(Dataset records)

-------

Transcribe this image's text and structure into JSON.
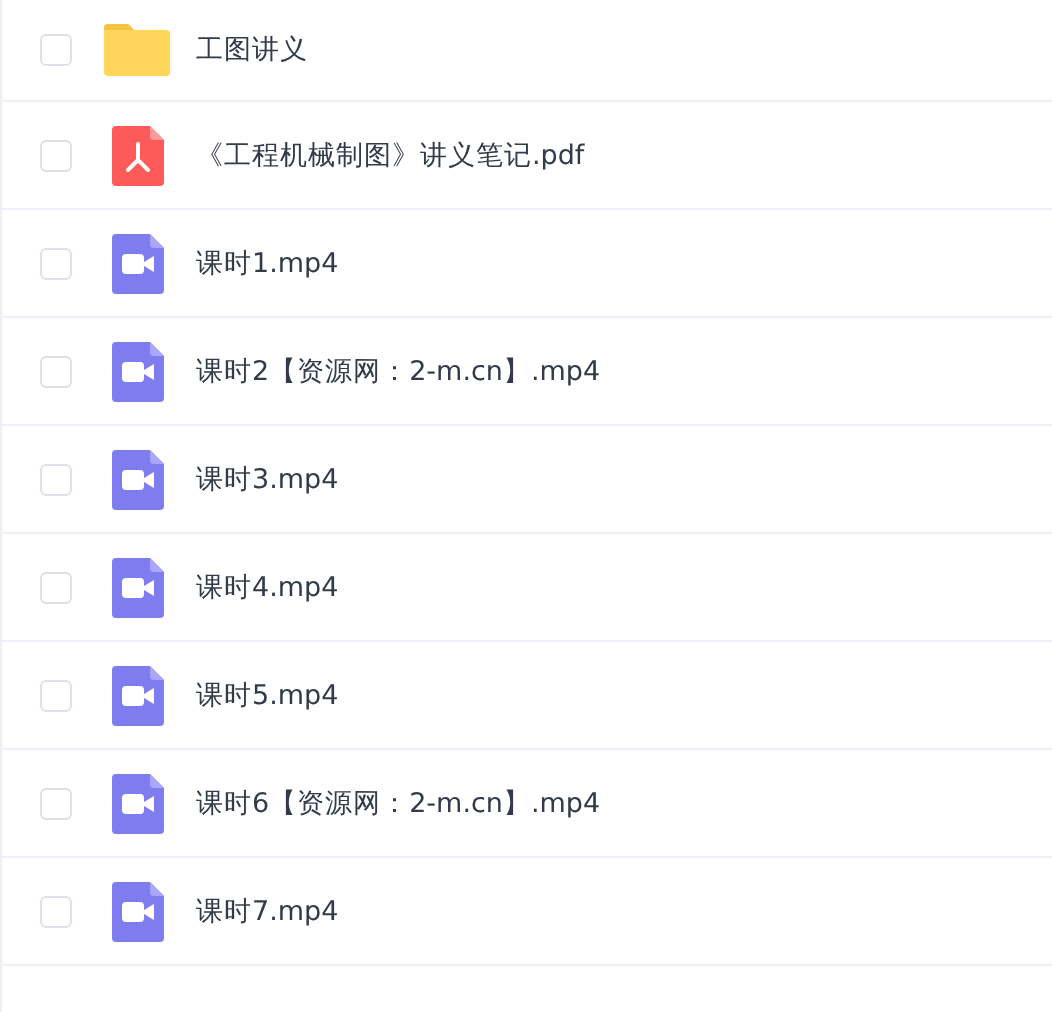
{
  "files": [
    {
      "kind": "folder",
      "name": "工图讲义",
      "checked": false
    },
    {
      "kind": "pdf",
      "name": "《工程机械制图》讲义笔记.pdf",
      "checked": false
    },
    {
      "kind": "video",
      "name": "课时1.mp4",
      "checked": false
    },
    {
      "kind": "video",
      "name": "课时2【资源网：2-m.cn】.mp4",
      "checked": false
    },
    {
      "kind": "video",
      "name": "课时3.mp4",
      "checked": false
    },
    {
      "kind": "video",
      "name": "课时4.mp4",
      "checked": false
    },
    {
      "kind": "video",
      "name": "课时5.mp4",
      "checked": false
    },
    {
      "kind": "video",
      "name": "课时6【资源网：2-m.cn】.mp4",
      "checked": false
    },
    {
      "kind": "video",
      "name": "课时7.mp4",
      "checked": false
    }
  ]
}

-------

Copy all lines above containing the string "name".

      "name": "工图讲义",
      "name": "《工程机械制图》讲义笔记.pdf",
      "name": "课时1.mp4",
      "name": "课时2【资源网：2-m.cn】.mp4",
      "name": "课时3.mp4",
      "name": "课时4.mp4",
      "name": "课时5.mp4",
      "name": "课时6【资源网：2-m.cn】.mp4",
      "name": "课时7.mp4",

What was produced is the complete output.